▸ Task objective:
Go through the records and extract every line with the word "устных".

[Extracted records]
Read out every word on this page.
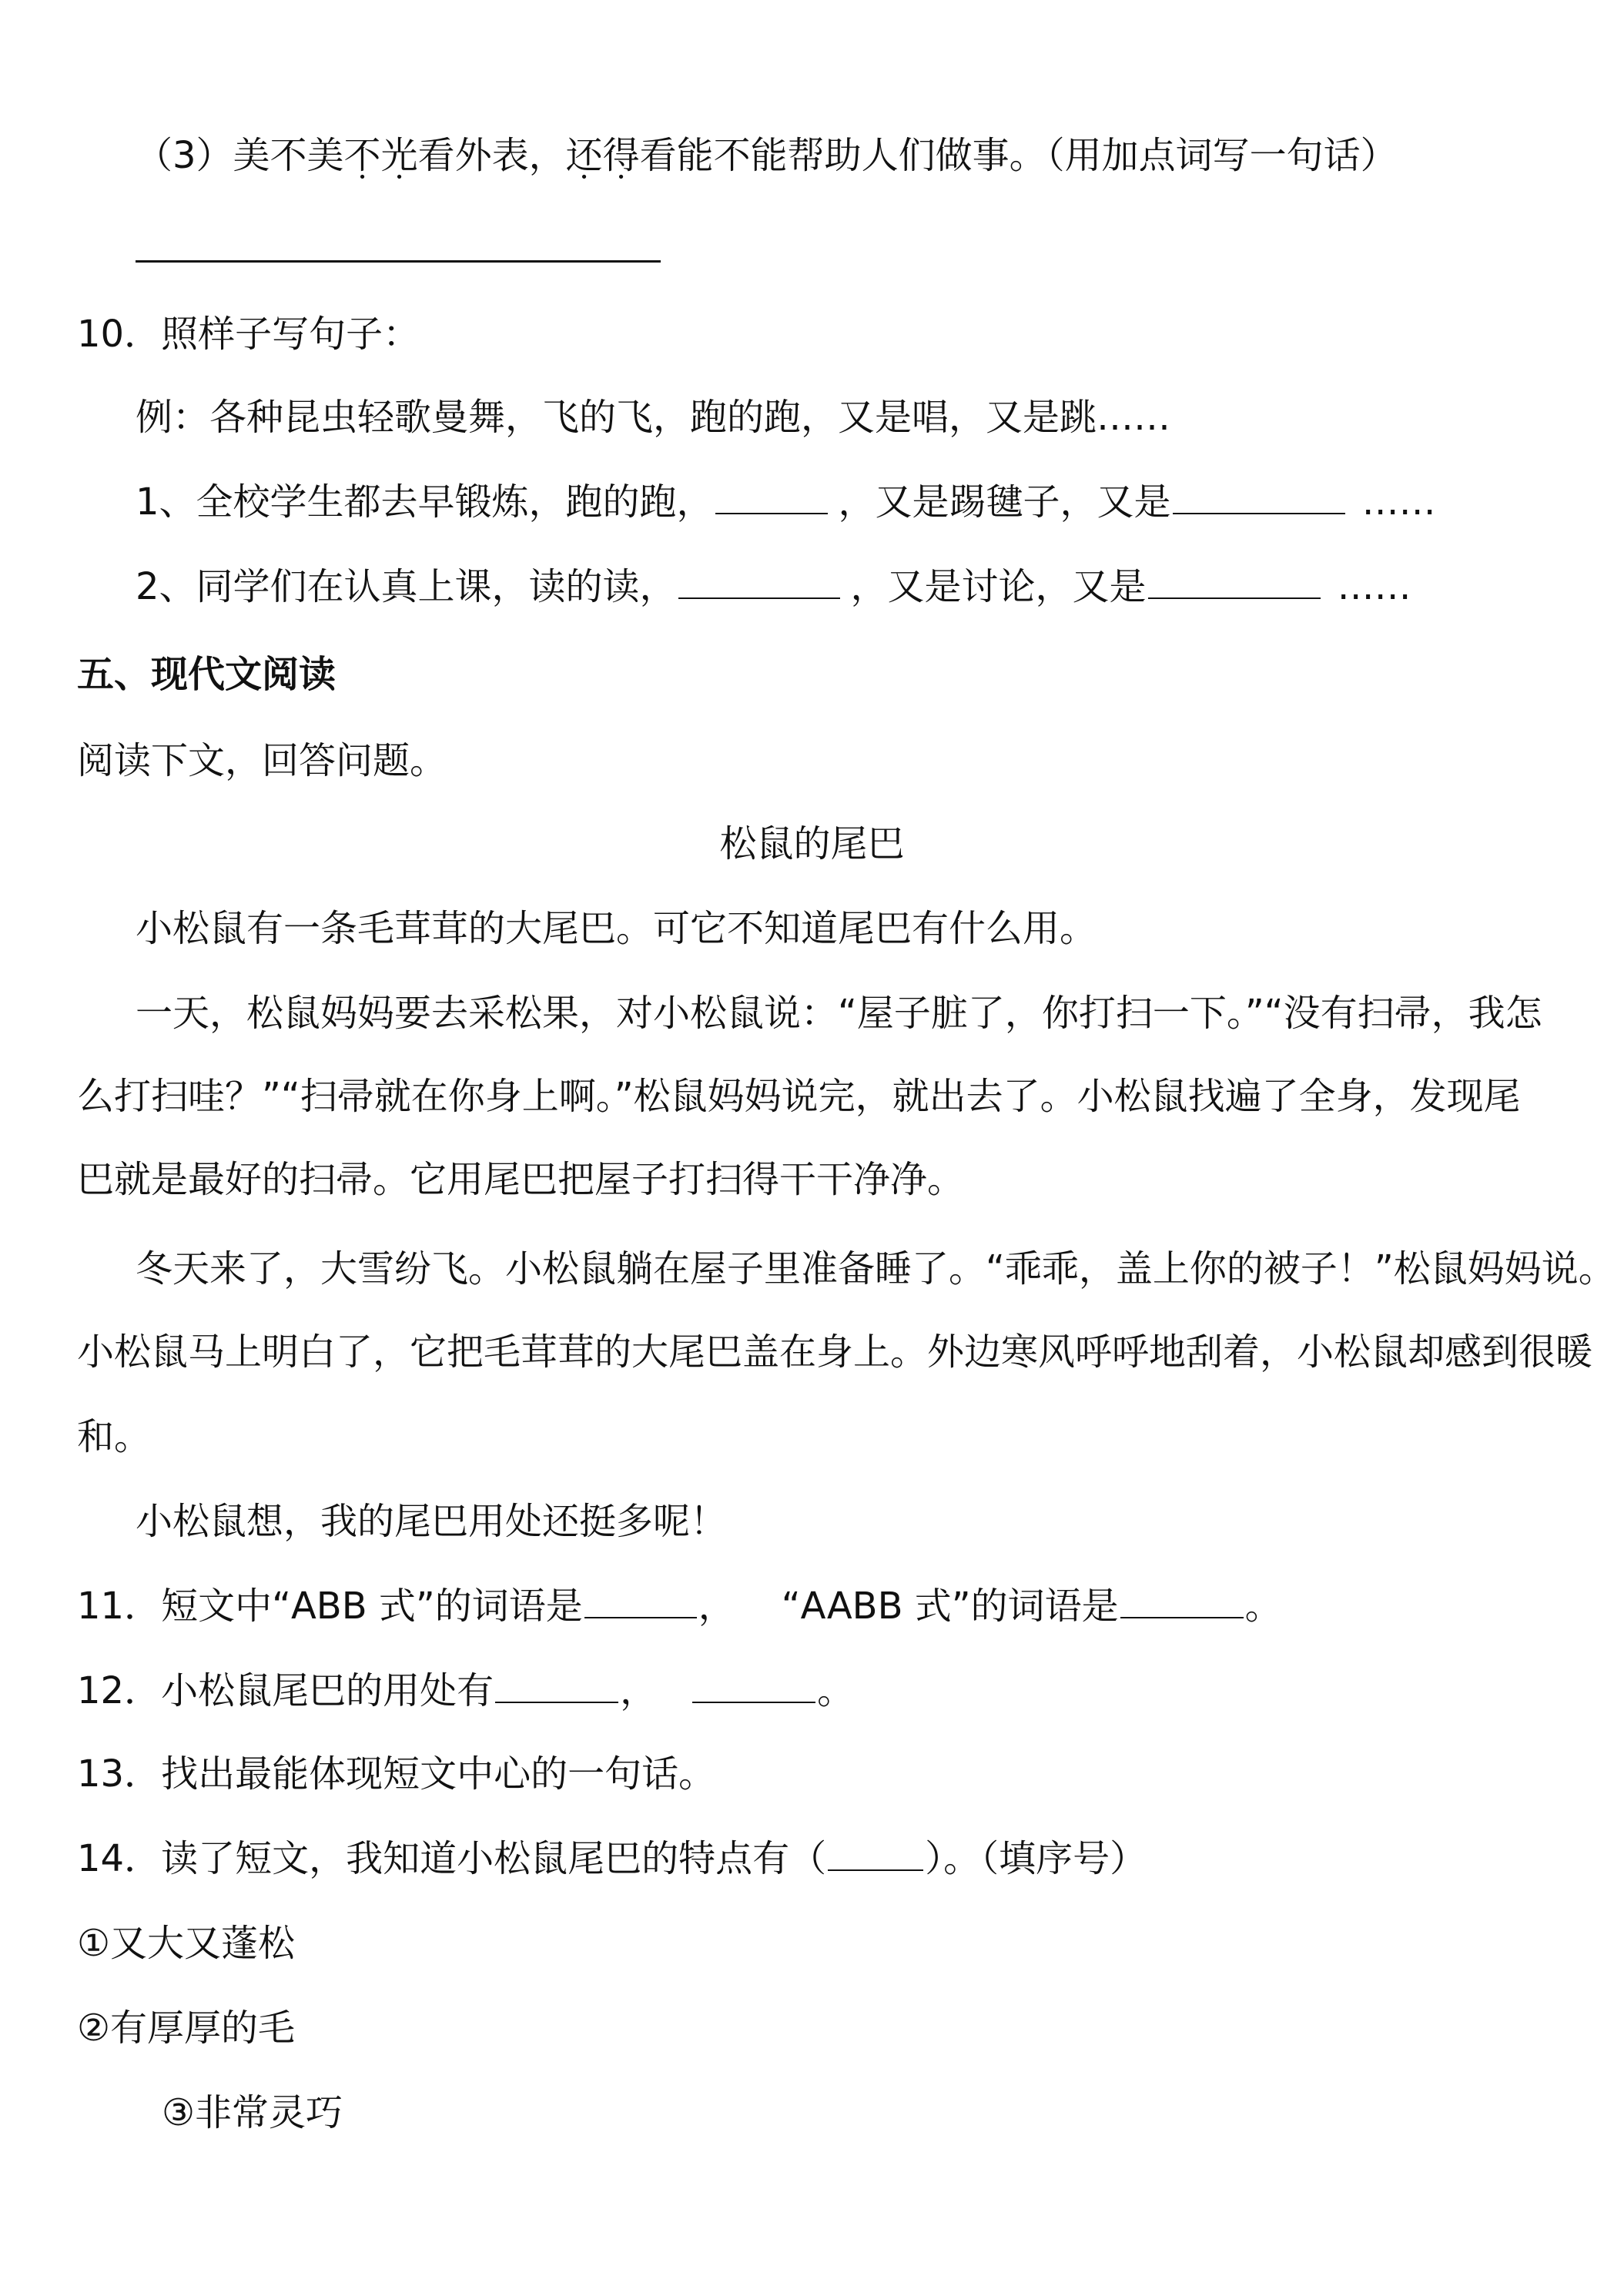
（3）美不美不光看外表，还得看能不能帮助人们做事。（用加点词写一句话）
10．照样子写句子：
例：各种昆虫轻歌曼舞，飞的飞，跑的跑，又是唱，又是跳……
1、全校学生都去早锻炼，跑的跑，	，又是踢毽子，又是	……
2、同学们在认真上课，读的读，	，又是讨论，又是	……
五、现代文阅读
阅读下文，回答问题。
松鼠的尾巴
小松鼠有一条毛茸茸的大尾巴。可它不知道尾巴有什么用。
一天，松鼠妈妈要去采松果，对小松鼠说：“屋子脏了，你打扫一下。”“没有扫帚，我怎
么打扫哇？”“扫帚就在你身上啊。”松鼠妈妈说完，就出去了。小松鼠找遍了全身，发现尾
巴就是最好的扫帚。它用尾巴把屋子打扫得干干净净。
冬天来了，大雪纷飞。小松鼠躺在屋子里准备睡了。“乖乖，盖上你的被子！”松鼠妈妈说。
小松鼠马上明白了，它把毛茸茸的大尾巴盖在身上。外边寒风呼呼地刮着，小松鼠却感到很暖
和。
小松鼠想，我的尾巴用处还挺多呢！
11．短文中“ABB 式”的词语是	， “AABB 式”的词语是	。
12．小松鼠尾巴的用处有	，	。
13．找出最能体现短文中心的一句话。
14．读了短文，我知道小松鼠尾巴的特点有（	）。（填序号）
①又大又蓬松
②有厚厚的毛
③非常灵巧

* * *

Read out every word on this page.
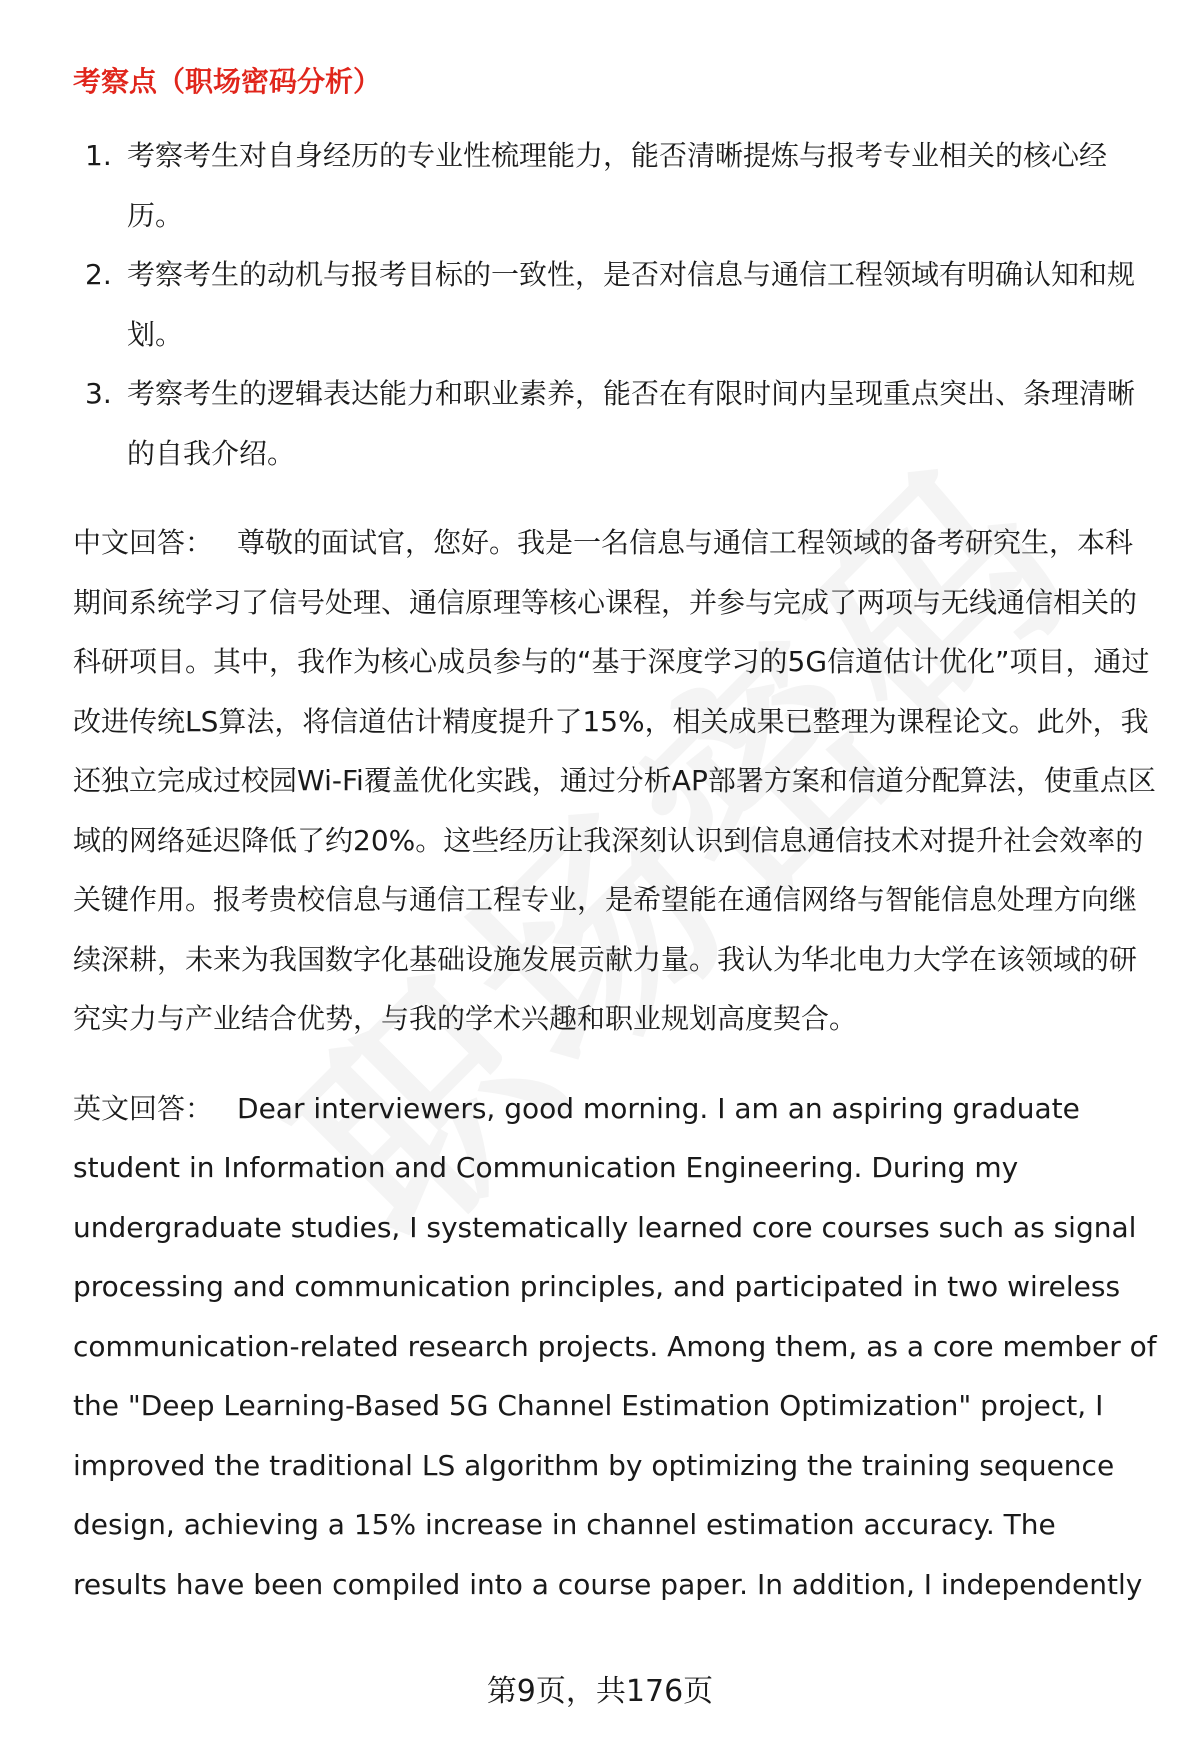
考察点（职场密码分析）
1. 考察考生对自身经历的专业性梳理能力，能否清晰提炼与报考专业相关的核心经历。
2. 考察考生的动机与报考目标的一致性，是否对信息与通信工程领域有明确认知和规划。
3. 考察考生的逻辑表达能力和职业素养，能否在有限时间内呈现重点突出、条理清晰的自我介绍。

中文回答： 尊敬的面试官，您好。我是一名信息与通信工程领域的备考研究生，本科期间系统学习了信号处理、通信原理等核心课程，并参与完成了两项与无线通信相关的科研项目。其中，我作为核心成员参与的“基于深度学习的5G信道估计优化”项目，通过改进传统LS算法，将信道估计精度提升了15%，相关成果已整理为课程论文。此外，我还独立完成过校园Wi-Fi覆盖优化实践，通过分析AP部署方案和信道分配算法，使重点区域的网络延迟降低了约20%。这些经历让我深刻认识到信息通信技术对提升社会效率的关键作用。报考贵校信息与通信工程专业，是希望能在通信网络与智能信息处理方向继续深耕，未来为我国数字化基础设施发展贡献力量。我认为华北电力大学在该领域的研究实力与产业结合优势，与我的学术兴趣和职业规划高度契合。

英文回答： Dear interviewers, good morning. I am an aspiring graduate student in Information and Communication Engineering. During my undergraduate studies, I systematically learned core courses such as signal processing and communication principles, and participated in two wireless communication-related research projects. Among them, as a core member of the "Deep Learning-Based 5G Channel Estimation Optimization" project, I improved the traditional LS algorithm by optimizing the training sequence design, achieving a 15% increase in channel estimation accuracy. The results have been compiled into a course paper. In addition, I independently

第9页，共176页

...

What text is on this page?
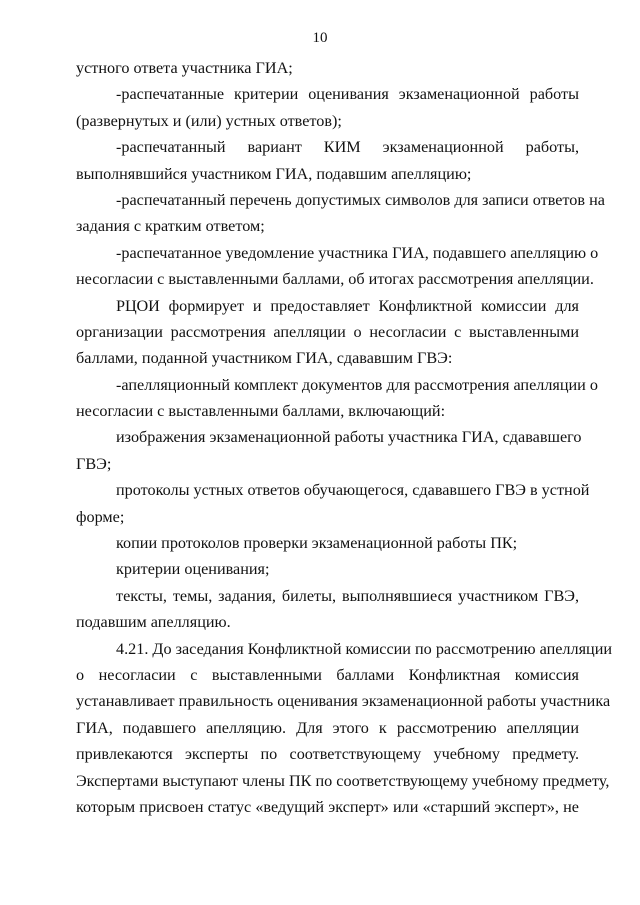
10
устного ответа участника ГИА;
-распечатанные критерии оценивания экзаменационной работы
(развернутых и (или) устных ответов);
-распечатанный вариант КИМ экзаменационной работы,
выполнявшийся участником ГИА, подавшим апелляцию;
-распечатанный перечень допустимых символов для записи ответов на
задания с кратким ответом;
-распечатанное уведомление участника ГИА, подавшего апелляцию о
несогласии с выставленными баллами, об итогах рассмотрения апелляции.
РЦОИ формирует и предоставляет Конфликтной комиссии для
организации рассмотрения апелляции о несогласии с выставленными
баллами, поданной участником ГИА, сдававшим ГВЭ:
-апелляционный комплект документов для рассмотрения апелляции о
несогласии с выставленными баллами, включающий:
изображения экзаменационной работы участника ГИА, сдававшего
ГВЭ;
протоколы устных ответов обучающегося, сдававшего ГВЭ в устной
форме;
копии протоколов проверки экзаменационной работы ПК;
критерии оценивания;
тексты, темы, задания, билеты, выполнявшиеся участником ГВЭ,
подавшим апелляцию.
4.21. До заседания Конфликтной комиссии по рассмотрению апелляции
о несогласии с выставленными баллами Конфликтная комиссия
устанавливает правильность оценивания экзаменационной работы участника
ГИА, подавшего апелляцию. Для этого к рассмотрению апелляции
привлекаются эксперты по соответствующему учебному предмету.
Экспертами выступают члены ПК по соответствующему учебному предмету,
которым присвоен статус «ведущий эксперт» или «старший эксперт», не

▸ Response to this task:
(развернутых и (или) устных ответов);
протоколы устных ответов обучающегося, сдававшего ГВЭ в устной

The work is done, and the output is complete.